• _YOUR ASSIGNMENT_: Only an exact repetition of the entries will do.

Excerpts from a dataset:
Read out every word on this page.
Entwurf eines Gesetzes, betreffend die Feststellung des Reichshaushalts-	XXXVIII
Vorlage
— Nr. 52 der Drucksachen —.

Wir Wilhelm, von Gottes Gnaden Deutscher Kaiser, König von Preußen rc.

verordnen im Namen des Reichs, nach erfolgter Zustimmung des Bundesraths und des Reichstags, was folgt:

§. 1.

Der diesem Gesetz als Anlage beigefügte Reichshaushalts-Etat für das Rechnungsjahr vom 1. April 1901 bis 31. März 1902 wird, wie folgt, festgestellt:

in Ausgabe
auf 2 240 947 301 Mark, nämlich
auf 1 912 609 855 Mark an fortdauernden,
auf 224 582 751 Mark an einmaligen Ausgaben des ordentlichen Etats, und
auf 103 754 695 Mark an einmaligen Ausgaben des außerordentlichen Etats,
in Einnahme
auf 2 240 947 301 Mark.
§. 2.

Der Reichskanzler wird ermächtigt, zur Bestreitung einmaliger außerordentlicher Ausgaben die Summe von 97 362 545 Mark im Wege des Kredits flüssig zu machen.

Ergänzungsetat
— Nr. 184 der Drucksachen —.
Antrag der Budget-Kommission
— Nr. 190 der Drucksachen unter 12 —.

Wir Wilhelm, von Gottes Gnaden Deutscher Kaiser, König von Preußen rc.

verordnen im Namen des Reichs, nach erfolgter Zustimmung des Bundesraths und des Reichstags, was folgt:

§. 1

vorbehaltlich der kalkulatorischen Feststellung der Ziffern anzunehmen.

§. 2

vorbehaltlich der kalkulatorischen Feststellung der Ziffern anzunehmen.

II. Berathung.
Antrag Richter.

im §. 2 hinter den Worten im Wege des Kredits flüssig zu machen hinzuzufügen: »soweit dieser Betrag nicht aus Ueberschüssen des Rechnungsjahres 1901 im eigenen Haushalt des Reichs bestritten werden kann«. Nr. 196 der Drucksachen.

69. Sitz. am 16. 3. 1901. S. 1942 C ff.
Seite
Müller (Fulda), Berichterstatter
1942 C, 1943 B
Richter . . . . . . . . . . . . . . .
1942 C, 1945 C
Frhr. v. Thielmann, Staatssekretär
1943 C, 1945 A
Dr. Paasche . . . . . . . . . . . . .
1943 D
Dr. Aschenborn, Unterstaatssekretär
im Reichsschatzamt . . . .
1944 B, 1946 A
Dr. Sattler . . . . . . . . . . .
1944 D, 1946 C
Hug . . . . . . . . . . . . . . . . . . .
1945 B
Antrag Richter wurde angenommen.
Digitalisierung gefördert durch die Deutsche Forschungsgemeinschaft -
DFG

• _SOLVED EXERCISE_:
Read out every word on this page.
Entwurf eines Gesetzes, betreffend die Feststellung des Reichshaushalts-	XXXVIII
Vorlage
— Nr. 52 der Drucksachen —.

Wir Wilhelm, von Gottes Gnaden Deutscher Kaiser, König von Preußen rc.

verordnen im Namen des Reichs, nach erfolgter Zustimmung des Bundesraths und des Reichstags, was folgt:

§. 1.

Der diesem Gesetz als Anlage beigefügte Reichshaushalts-Etat für das Rechnungsjahr vom 1. April 1901 bis 31. März 1902 wird, wie folgt, festgestellt:

in Ausgabe
auf 2 240 947 301 Mark, nämlich
auf 1 912 609 855 Mark an fortdauernden,
auf 224 582 751 Mark an einmaligen Ausgaben des ordentlichen Etats, und
auf 103 754 695 Mark an einmaligen Ausgaben des außerordentlichen Etats,
in Einnahme
auf 2 240 947 301 Mark.
§. 2.

Der Reichskanzler wird ermächtigt, zur Bestreitung einmaliger außerordentlicher Ausgaben die Summe von 97 362 545 Mark im Wege des Kredits flüssig zu machen.

Ergänzungsetat
— Nr. 184 der Drucksachen —.
Antrag der Budget-Kommission
— Nr. 190 der Drucksachen unter 12 —.

Wir Wilhelm, von Gottes Gnaden Deutscher Kaiser, König von Preußen rc.

verordnen im Namen des Reichs, nach erfolgter Zustimmung des Bundesraths und des Reichstags, was folgt:

§. 1

vorbehaltlich der kalkulatorischen Feststellung der Ziffern anzunehmen.

§. 2

vorbehaltlich der kalkulatorischen Feststellung der Ziffern anzunehmen.

II. Berathung.
Antrag Richter.

im §. 2 hinter den Worten im Wege des Kredits flüssig zu machen hinzuzufügen: »soweit dieser Betrag nicht aus Ueberschüssen des Rechnungsjahres 1901 im eigenen Haushalt des Reichs bestritten werden kann«. Nr. 196 der Drucksachen.

69. Sitz. am 16. 3. 1901. S. 1942 C ff.
Seite
Müller (Fulda), Berichterstatter
1942 C, 1943 B
Richter . . . . . . . . . . . . . . .
1942 C, 1945 C
Frhr. v. Thielmann, Staatssekretär
1943 C, 1945 A
Dr. Paasche . . . . . . . . . . . . .
1943 D
Dr. Aschenborn, Unterstaatssekretär
im Reichsschatzamt . . . .
1944 B, 1946 A
Dr. Sattler . . . . . . . . . . .
1944 D, 1946 C
Hug . . . . . . . . . . . . . . . . . . .
1945 B
Antrag Richter wurde angenommen.
Digitalisierung gefördert durch die Deutsche Forschungsgemeinschaft -
DFG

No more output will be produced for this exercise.